## Directions for this task
Give only the number of lines that include the string "davvero".

## Source records
------
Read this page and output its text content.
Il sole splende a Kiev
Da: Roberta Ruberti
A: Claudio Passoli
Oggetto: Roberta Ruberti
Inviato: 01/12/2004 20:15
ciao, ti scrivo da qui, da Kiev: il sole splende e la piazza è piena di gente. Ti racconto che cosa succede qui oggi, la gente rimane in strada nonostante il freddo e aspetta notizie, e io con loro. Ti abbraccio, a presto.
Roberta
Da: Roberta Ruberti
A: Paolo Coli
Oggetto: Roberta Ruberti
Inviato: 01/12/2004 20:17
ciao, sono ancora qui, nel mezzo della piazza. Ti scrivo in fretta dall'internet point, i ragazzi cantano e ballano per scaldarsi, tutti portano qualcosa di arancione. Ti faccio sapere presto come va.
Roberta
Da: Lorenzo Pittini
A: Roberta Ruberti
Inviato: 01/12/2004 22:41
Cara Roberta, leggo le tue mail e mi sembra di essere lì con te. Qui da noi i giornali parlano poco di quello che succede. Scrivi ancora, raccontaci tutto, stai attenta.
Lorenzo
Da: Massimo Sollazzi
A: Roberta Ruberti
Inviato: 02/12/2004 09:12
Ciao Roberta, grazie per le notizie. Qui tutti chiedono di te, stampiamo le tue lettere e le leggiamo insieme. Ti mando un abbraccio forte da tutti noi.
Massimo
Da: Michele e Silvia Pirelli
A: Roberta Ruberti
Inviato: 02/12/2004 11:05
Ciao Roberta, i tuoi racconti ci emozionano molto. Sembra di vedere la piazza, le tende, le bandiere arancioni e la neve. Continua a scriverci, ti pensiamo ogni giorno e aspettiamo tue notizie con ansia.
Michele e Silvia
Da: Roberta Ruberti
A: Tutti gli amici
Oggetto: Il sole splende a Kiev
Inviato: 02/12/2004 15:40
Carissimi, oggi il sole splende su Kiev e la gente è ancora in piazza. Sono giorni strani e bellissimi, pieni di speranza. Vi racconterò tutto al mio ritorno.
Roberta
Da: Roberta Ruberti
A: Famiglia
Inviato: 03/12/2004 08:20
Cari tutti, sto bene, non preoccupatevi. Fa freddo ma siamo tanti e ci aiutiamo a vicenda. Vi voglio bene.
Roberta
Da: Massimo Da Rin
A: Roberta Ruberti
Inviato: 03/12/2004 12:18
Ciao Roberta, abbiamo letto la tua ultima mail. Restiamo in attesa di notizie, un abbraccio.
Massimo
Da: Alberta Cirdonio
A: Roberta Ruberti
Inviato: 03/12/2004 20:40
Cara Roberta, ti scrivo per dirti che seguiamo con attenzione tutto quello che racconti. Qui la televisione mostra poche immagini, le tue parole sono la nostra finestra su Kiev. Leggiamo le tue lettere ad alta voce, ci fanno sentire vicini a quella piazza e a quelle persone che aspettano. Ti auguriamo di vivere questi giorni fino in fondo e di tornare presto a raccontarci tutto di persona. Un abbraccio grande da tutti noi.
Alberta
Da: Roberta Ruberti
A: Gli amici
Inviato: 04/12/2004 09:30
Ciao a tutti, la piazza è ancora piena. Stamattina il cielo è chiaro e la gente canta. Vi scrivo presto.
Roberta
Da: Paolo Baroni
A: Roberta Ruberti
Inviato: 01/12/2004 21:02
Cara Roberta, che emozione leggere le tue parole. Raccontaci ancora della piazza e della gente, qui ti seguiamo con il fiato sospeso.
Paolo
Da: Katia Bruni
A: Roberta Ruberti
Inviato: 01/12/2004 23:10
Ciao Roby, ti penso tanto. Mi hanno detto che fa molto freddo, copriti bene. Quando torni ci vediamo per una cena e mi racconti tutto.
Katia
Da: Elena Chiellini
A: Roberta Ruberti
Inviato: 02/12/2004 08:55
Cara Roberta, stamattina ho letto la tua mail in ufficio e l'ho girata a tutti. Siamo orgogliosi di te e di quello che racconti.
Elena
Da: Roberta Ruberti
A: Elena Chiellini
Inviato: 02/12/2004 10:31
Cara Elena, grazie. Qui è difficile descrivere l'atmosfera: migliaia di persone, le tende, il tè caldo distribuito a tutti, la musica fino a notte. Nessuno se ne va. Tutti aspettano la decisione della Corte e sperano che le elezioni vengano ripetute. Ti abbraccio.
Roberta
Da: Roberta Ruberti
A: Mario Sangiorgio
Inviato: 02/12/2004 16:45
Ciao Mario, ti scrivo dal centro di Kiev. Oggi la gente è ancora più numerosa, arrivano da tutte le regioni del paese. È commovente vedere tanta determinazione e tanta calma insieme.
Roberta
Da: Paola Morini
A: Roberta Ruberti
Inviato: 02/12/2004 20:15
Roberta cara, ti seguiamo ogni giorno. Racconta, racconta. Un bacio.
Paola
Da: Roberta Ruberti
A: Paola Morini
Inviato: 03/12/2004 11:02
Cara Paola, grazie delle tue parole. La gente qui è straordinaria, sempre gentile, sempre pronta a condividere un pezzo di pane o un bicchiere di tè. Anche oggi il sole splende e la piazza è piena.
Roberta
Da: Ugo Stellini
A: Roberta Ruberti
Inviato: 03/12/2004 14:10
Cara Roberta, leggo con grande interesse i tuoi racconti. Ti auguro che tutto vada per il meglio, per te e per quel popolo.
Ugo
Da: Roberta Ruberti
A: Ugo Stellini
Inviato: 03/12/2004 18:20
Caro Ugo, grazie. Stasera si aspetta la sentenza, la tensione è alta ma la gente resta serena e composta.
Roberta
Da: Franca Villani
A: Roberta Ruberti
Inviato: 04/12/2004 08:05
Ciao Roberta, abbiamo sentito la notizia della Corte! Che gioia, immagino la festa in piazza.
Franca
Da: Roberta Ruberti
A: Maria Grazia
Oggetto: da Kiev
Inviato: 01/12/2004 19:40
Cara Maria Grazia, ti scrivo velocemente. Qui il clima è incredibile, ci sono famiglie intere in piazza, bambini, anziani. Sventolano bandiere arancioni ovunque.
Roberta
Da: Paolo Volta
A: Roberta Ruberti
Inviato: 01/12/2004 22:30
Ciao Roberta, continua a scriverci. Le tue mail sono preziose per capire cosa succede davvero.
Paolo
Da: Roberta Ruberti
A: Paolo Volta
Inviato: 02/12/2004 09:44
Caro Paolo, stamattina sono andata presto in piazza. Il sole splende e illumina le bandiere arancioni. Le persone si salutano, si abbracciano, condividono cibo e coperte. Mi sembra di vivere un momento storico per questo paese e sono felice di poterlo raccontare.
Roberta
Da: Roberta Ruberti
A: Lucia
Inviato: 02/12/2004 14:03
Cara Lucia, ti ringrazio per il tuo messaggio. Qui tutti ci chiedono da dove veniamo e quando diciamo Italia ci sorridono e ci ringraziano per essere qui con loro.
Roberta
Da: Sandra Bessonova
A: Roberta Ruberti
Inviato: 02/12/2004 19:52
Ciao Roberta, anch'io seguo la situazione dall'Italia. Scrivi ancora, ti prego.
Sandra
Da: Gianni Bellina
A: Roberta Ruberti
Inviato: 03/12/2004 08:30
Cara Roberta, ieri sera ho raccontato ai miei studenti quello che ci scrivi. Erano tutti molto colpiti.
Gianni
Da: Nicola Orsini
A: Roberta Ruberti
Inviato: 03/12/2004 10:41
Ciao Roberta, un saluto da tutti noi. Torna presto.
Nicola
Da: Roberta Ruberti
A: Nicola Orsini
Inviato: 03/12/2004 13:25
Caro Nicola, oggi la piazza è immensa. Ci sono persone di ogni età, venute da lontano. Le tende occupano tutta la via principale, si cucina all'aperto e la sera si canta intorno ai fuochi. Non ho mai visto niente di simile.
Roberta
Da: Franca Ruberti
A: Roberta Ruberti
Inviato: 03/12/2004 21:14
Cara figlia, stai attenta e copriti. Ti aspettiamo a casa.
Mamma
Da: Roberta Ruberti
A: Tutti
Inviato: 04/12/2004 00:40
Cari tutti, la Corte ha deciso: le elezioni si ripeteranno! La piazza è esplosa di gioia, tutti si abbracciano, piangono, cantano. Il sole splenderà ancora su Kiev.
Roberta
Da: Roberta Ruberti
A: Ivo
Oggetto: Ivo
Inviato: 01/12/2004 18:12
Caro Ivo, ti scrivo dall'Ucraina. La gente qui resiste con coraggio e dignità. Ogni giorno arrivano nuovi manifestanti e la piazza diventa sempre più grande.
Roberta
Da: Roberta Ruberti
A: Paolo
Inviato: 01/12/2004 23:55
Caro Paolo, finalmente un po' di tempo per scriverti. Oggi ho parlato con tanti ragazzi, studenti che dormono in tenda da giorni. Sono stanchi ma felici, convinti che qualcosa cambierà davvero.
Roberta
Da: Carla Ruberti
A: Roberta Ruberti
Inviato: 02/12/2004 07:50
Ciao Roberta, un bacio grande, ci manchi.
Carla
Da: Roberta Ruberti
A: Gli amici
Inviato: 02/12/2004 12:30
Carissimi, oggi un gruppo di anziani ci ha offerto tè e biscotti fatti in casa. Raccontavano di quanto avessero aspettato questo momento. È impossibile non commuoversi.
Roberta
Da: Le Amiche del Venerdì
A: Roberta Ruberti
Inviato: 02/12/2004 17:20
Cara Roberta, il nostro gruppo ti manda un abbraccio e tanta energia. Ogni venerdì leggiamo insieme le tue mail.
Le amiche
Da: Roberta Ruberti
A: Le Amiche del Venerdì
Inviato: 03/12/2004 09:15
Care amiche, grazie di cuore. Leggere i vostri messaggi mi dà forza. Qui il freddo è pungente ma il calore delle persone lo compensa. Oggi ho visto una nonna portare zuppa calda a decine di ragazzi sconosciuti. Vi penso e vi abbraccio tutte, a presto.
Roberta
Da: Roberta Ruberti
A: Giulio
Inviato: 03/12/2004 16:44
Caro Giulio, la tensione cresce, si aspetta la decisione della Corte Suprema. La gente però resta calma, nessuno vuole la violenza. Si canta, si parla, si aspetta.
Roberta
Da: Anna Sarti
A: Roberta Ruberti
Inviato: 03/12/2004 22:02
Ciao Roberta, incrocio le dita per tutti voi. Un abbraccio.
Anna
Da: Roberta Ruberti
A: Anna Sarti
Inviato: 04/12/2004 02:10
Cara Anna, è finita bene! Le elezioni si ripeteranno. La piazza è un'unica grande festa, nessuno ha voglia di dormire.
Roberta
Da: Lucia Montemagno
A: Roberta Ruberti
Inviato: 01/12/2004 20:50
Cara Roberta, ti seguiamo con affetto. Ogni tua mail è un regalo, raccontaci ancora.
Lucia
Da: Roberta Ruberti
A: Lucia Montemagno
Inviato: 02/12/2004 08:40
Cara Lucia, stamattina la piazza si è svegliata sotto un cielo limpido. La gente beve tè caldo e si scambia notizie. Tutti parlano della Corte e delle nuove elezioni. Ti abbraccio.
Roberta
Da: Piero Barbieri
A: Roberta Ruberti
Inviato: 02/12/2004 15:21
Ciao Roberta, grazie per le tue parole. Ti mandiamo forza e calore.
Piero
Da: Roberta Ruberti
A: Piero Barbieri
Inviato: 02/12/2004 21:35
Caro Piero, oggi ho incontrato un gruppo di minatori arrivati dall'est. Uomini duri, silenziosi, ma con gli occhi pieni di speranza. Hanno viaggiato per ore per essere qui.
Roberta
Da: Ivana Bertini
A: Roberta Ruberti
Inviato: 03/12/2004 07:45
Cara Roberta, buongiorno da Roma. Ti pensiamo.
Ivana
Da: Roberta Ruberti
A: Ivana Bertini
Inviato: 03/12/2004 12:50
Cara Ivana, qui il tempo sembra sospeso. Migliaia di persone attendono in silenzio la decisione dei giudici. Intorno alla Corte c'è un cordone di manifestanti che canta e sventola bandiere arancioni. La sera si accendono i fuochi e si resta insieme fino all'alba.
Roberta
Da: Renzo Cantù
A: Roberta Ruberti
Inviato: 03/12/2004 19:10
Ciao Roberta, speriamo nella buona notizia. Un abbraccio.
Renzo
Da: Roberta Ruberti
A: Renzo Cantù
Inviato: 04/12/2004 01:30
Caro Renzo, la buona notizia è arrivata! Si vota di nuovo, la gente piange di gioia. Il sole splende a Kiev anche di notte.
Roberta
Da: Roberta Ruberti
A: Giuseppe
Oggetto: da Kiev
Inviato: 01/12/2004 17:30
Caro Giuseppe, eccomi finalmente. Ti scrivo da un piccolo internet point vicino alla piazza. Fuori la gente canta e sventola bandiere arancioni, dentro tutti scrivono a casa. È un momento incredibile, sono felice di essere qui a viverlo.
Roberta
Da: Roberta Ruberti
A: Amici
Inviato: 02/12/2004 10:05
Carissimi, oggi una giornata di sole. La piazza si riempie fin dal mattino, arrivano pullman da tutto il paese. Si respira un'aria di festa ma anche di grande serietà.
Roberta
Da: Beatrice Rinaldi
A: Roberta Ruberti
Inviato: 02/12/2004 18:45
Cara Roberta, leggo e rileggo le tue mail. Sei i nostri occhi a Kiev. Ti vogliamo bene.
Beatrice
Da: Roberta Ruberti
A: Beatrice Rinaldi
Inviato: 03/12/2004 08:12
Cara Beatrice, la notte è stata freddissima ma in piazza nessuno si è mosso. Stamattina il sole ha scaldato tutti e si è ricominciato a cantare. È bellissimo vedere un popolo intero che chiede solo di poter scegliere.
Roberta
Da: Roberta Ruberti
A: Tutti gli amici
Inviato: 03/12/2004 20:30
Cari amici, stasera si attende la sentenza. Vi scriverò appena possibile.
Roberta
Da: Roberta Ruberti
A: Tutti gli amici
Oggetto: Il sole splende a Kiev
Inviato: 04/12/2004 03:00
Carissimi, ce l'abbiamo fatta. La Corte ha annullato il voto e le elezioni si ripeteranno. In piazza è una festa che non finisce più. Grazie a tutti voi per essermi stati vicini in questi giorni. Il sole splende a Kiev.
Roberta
------
## Output for this task
2